■ **Exercise aim**: Pictures stay out of the copy; set down each line of the listing below exactly.

■ **Input for this task**:
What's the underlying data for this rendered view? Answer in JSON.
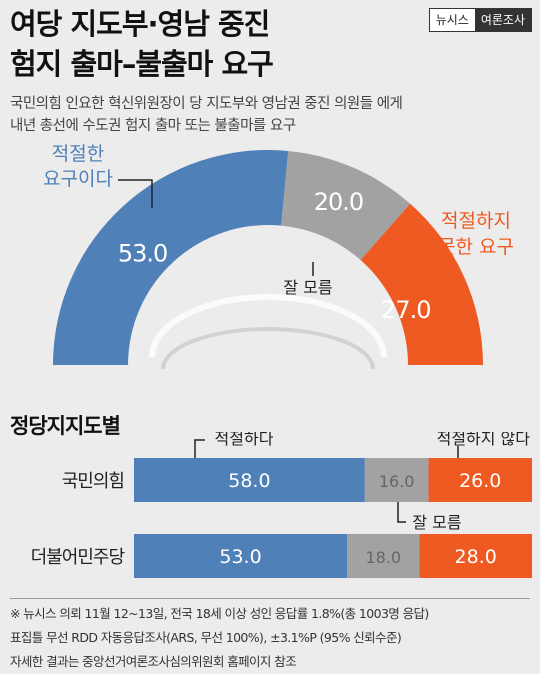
{
  "header": {
    "title_line1": "여당 지도부·영남 중진",
    "title_line2": "험지 출마–불출마 요구",
    "logo_left": "뉴시스",
    "logo_right": "여론조사"
  },
  "subtitle": {
    "line1": "국민의힘 인요한 혁신위원장이 당 지도부와 영남권 중진 의원들 에게",
    "line2": "내년 총선에 수도권 험지 출마 또는 불출마를 요구"
  },
  "colors": {
    "blue": "#4f80b7",
    "gray": "#a2a2a2",
    "orange": "#ee5a22",
    "background": "#ececec"
  },
  "chart_data": [
    {
      "type": "pie",
      "style": "half-donut",
      "categories": [
        "적절한 요구이다",
        "잘 모름",
        "적절하지 못한 요구"
      ],
      "values": [
        53.0,
        20.0,
        27.0
      ],
      "labels": {
        "appropriate_line1": "적절한",
        "appropriate_line2": "요구이다",
        "dontknow": "잘 모름",
        "inappropriate_line1": "적절하지",
        "inappropriate_line2": "못한 요구"
      }
    },
    {
      "type": "bar",
      "orientation": "horizontal-stacked",
      "title": "정당지지도별",
      "categories": [
        "국민의힘",
        "더불어민주당"
      ],
      "series": [
        {
          "name": "적절하다",
          "values": [
            58.0,
            53.0
          ]
        },
        {
          "name": "잘 모름",
          "values": [
            16.0,
            18.0
          ]
        },
        {
          "name": "적절하지 않다",
          "values": [
            26.0,
            28.0
          ]
        }
      ]
    }
  ],
  "footnote": {
    "line1": "※ 뉴시스 의뢰 11월 12~13일, 전국 18세 이상 성인 응답률 1.8%(총 1003명 응답)",
    "line2": "표집틀 무선 RDD 자동응답조사(ARS, 무선 100%), ±3.1%P (95% 신뢰수준)",
    "line3": "자세한 결과는 중앙선거여론조사심의위원회 홈페이지 참조"
  }
}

■ **Task output**:
What's the underlying data for this rendered view? Answer in JSON.
{
  "header": {
    "title_line1": "여당 지도부·영남 중진",
    "title_line2": "험지 출마–불출마 요구",
    "logo_left": "뉴시스",
    "logo_right": "여론조사"
  },
  "subtitle": {
    "line1": "국민의힘 인요한 혁신위원장이 당 지도부와 영남권 중진 의원들 에게",
    "line2": "내년 총선에 수도권 험지 출마 또는 불출마를 요구"
  },
  "colors": {
    "blue": "#4f80b7",
    "gray": "#a2a2a2",
    "orange": "#ee5a22",
    "background": "#ececec"
  },
  "chart_data": [
    {
      "type": "pie",
      "style": "half-donut",
      "categories": [
        "적절한 요구이다",
        "잘 모름",
        "적절하지 못한 요구"
      ],
      "values": [
        53.0,
        20.0,
        27.0
      ],
      "labels": {
        "appropriate_line1": "적절한",
        "appropriate_line2": "요구이다",
        "dontknow": "잘 모름",
        "inappropriate_line1": "적절하지",
        "inappropriate_line2": "못한 요구"
      }
    },
    {
      "type": "bar",
      "orientation": "horizontal-stacked",
      "title": "정당지지도별",
      "categories": [
        "국민의힘",
        "더불어민주당"
      ],
      "series": [
        {
          "name": "적절하다",
          "values": [
            58.0,
            53.0
          ]
        },
        {
          "name": "잘 모름",
          "values": [
            16.0,
            18.0
          ]
        },
        {
          "name": "적절하지 않다",
          "values": [
            26.0,
            28.0
          ]
        }
      ]
    }
  ],
  "footnote": {
    "line1": "※ 뉴시스 의뢰 11월 12~13일, 전국 18세 이상 성인 응답률 1.8%(총 1003명 응답)",
    "line2": "표집틀 무선 RDD 자동응답조사(ARS, 무선 100%), ±3.1%P (95% 신뢰수준)",
    "line3": "자세한 결과는 중앙선거여론조사심의위원회 홈페이지 참조"
  }
}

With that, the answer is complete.